*TASK INSTRUCTIONS*: Filter these entries so that only lines with the word "data" remain.

** START EXERCISE MATERIALS **

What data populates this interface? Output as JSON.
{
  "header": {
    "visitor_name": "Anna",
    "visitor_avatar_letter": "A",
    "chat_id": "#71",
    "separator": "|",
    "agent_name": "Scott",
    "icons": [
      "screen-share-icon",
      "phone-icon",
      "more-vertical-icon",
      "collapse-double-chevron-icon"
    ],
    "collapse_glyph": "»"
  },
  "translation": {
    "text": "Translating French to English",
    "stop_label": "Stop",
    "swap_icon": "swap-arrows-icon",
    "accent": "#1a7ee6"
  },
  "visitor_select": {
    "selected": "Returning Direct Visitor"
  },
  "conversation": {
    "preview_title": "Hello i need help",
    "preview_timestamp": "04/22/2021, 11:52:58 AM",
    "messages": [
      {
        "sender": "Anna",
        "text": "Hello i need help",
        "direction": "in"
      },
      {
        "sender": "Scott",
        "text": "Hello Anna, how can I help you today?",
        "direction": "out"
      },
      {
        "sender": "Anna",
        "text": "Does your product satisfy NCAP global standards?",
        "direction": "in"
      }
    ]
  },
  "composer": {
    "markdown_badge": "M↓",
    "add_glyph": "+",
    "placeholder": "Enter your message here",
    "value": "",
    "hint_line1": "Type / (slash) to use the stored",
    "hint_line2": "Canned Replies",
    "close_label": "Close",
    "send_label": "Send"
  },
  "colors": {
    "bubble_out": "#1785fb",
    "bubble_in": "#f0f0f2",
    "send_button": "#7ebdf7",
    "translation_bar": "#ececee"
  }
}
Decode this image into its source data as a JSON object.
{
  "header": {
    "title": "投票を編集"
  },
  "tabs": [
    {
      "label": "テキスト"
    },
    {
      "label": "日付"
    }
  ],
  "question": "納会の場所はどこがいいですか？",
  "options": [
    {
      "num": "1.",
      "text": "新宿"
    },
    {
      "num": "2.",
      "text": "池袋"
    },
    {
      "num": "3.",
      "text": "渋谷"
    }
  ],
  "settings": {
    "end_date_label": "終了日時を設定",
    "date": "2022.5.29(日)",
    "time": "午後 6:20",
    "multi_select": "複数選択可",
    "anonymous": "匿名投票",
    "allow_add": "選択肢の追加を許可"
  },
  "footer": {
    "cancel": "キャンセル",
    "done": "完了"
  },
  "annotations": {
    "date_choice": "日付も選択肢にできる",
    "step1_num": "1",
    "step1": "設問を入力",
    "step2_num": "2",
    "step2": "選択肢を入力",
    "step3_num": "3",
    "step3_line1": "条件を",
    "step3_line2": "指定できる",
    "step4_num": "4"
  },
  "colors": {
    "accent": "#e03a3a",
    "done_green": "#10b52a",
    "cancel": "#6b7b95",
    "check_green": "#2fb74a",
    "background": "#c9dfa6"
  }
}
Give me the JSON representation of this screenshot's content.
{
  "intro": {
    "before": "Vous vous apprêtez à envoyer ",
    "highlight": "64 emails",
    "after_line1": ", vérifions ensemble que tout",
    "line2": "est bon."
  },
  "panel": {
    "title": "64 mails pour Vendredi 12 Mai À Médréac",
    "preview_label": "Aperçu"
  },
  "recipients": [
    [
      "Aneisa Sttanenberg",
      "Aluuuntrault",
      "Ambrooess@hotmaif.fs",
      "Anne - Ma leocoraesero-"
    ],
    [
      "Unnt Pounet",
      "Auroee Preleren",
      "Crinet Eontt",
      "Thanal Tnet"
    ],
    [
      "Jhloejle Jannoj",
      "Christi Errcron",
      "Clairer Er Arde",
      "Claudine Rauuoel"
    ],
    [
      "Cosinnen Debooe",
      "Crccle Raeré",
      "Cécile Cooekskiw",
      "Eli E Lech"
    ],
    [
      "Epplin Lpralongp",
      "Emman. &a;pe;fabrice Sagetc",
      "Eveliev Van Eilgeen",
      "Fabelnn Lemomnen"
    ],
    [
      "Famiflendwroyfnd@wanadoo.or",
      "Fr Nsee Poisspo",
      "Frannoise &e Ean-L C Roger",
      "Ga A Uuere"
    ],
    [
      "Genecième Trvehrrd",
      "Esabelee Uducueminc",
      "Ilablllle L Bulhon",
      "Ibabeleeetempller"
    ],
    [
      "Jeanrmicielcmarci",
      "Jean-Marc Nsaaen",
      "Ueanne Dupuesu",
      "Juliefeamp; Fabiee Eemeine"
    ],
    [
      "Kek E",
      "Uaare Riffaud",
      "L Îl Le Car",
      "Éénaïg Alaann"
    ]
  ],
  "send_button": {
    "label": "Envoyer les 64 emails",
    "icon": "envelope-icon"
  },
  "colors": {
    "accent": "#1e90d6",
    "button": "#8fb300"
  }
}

** END EXERCISE MATERIALS **

*RESULT FOR THIS TASK*:
What data populates this interface? Output as JSON.
Decode this image into its source data as a JSON object.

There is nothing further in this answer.